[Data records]
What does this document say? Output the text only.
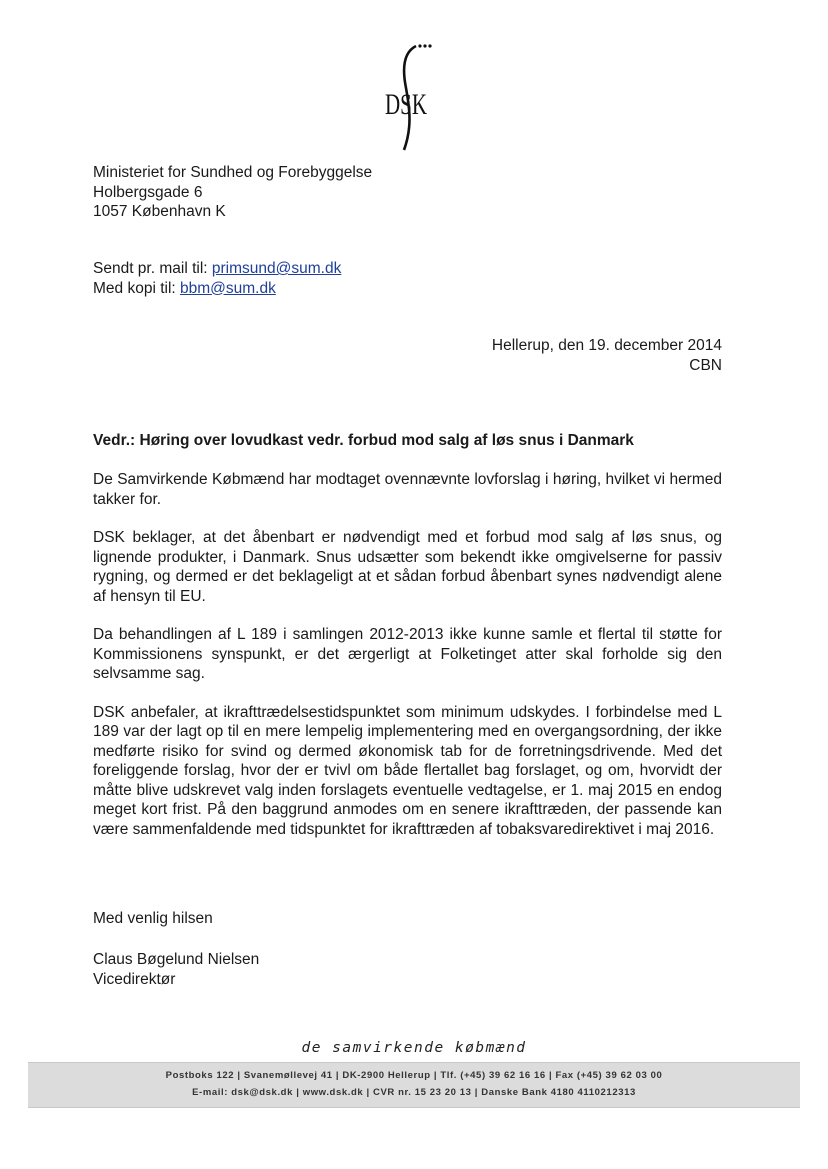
DSK
Ministeriet for Sundhed og Forebyggelse
Holbergsgade 6
1057 København K
Sendt pr. mail til: primsund@sum.dk
Med kopi til: bbm@sum.dk
Hellerup, den 19. december 2014
CBN
Vedr.: Høring over lovudkast vedr. forbud mod salg af løs snus i Danmark

De Samvirkende Købmænd har modtaget ovennævnte lovforslag i høring, hvilket vi hermed takker for.

DSK beklager, at det åbenbart er nødvendigt med et forbud mod salg af løs snus, og lignende produkter, i Danmark. Snus udsætter som bekendt ikke omgivelserne for passiv rygning, og dermed er det beklageligt at et sådan forbud åbenbart synes nødvendigt alene af hensyn til EU.

Da behandlingen af L 189 i samlingen 2012-2013 ikke kunne samle et flertal til støtte for Kommissionens synspunkt, er det ærgerligt at Folketinget atter skal forholde sig den selvsamme sag.

DSK anbefaler, at ikrafttrædelsestidspunktet som minimum udskydes. I forbindelse med L 189 var der lagt op til en mere lempelig implementering med en overgangsordning, der ikke medførte risiko for svind og dermed økonomisk tab for de forretningsdrivende. Med det foreliggende forslag, hvor der er tvivl om både flertallet bag forslaget, og om, hvorvidt der måtte blive udskrevet valg inden forslagets eventuelle vedtagelse, er 1. maj 2015 en endog meget kort frist. På den baggrund anmodes om en senere ikrafttræden, der passende kan være sammenfaldende med tidspunktet for ikrafttræden af tobaksvaredirektivet i maj 2016.

Med venlig hilsen
Claus Bøgelund Nielsen
Vicedirektør
de samvirkende købmænd
Postboks 122 | Svanemøllevej 41 | DK-2900 Hellerup | Tlf. (+45) 39 62 16 16 | Fax (+45) 39 62 03 00
E-mail: dsk@dsk.dk | www.dsk.dk | CVR nr. 15 23 20 13 | Danske Bank 4180 4110212313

WHAT THE TASK ASKS →
Among the lines of the data above, determine how many contain the word "salg". Report the number alone.

FINISHED TASK →
2